What is needed:
Find every line with the word "icon". Copy those lines.

------------------------------------

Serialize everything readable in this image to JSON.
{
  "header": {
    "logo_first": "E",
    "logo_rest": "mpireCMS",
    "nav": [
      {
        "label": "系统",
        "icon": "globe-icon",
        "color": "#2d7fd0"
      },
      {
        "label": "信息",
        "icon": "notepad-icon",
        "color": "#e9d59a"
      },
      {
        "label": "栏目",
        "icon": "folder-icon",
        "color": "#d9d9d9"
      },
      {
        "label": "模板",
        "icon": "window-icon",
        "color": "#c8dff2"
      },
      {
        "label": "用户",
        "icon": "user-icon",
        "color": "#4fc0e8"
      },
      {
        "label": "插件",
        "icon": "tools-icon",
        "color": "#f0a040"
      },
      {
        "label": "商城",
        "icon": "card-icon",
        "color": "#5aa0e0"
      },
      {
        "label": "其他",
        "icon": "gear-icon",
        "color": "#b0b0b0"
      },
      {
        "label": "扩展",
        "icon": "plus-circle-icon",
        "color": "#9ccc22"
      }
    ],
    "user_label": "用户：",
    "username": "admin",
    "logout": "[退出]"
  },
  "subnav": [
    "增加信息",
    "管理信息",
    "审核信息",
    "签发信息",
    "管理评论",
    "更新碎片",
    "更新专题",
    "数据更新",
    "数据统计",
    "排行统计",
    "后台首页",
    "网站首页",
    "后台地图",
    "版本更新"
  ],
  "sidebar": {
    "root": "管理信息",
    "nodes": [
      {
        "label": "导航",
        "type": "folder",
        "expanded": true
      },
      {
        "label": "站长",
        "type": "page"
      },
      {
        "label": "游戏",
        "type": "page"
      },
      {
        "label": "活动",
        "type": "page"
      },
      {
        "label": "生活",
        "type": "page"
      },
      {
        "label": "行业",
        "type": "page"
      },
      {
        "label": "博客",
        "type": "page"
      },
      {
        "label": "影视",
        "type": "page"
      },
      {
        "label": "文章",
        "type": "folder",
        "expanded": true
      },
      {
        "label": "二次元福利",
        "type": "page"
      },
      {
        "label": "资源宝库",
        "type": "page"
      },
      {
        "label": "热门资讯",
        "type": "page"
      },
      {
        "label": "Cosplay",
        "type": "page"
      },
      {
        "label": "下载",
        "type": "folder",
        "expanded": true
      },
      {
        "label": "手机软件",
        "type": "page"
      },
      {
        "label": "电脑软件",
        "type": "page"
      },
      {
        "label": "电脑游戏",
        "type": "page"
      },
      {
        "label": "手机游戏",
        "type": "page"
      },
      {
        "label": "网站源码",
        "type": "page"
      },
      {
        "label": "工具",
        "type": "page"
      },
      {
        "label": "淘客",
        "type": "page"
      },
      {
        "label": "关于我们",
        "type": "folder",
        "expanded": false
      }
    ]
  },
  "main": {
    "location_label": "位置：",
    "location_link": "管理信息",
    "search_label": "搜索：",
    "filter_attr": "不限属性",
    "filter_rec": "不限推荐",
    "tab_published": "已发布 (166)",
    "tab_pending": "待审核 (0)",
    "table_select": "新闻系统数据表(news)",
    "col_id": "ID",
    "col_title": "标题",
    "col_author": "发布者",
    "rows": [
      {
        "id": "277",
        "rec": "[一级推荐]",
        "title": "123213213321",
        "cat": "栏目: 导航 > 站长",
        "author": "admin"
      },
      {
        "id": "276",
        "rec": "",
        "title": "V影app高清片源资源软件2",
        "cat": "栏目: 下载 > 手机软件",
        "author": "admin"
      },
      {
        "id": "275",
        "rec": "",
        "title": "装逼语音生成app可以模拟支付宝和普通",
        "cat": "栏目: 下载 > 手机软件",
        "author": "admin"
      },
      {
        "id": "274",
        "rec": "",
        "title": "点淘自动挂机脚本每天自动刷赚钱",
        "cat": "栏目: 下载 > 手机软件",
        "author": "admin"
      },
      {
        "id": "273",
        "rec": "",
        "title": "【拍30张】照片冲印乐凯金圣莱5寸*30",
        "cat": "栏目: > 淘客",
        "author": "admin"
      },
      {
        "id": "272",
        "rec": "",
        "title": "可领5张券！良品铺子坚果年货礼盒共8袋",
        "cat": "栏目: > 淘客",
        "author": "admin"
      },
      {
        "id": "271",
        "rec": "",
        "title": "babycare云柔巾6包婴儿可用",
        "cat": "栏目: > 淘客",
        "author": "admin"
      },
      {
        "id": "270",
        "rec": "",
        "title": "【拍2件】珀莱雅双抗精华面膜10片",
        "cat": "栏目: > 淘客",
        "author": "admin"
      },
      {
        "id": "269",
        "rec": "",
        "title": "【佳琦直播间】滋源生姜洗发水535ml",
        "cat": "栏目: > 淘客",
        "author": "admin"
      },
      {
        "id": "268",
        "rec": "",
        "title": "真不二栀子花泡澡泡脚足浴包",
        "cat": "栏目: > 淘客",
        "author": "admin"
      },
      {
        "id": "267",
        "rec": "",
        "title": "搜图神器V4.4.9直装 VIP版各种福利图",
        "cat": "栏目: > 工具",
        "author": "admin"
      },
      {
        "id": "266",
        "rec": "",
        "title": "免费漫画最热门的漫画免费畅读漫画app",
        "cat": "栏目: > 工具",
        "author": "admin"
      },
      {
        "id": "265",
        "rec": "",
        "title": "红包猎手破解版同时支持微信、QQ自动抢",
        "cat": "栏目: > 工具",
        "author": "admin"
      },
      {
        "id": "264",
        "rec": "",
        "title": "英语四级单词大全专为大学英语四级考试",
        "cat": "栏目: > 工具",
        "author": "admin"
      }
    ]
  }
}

------------------------------------

Solution:
        "icon": "globe-icon",
        "icon": "notepad-icon",
        "icon": "folder-icon",
        "icon": "window-icon",
        "icon": "user-icon",
        "icon": "tools-icon",
        "icon": "card-icon",
        "icon": "gear-icon",
        "icon": "plus-circle-icon",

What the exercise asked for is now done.